▸ **YOUR GOAL**: Of all the lines in the records, how many hold the word "exposed"? Answer with the number only.

▸ **Dataset items**:

◇ ◇ ◇

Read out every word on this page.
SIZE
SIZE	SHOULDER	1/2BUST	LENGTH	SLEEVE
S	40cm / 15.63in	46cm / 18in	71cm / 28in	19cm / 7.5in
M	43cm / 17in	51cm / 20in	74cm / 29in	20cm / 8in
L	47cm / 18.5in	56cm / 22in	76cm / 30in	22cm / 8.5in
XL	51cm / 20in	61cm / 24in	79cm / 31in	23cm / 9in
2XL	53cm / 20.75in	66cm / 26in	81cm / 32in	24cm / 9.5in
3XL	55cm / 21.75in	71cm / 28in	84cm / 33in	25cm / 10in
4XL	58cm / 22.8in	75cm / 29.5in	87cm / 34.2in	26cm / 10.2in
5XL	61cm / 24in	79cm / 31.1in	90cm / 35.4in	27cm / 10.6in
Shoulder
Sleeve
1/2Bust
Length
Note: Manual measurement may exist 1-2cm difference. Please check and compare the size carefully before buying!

◇ ◇ ◇

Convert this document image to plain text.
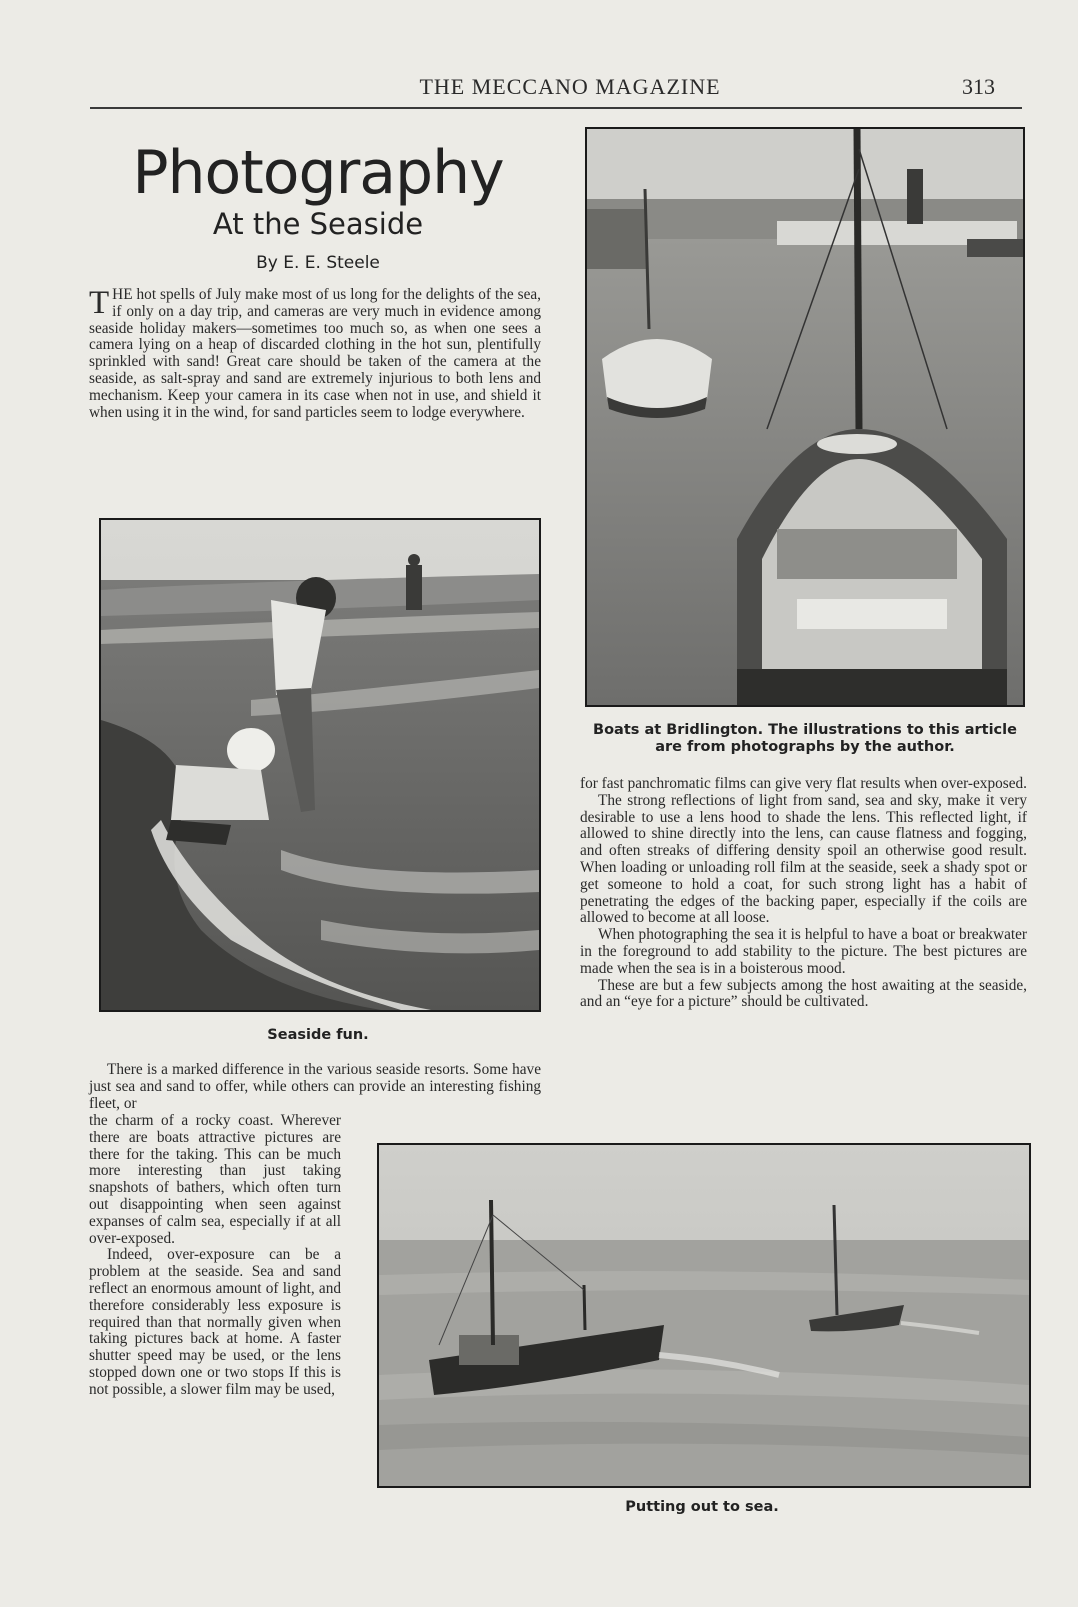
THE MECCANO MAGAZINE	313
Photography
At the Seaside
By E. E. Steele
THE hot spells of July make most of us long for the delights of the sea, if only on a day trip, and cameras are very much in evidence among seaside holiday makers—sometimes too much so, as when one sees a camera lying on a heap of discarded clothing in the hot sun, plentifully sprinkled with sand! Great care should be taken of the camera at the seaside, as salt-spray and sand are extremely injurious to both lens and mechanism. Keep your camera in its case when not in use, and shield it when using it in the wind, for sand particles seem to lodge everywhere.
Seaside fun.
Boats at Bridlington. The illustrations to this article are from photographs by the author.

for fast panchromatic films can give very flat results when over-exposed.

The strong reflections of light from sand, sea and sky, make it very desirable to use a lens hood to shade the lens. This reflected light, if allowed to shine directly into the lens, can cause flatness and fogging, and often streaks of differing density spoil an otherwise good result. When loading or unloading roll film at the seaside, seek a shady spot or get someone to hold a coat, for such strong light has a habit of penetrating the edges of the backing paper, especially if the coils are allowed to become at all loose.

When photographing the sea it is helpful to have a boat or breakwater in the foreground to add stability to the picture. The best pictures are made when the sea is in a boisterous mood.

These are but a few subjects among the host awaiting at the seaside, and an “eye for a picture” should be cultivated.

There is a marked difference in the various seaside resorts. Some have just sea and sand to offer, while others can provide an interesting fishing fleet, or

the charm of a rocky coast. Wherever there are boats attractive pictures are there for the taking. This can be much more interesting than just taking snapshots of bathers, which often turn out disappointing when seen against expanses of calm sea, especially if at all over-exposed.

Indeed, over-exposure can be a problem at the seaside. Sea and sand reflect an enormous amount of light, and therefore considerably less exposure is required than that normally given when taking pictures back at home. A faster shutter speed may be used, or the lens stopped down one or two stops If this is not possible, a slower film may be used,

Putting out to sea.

◇ ◇ ◇

▸ **WRITTEN RESPONSE**: 2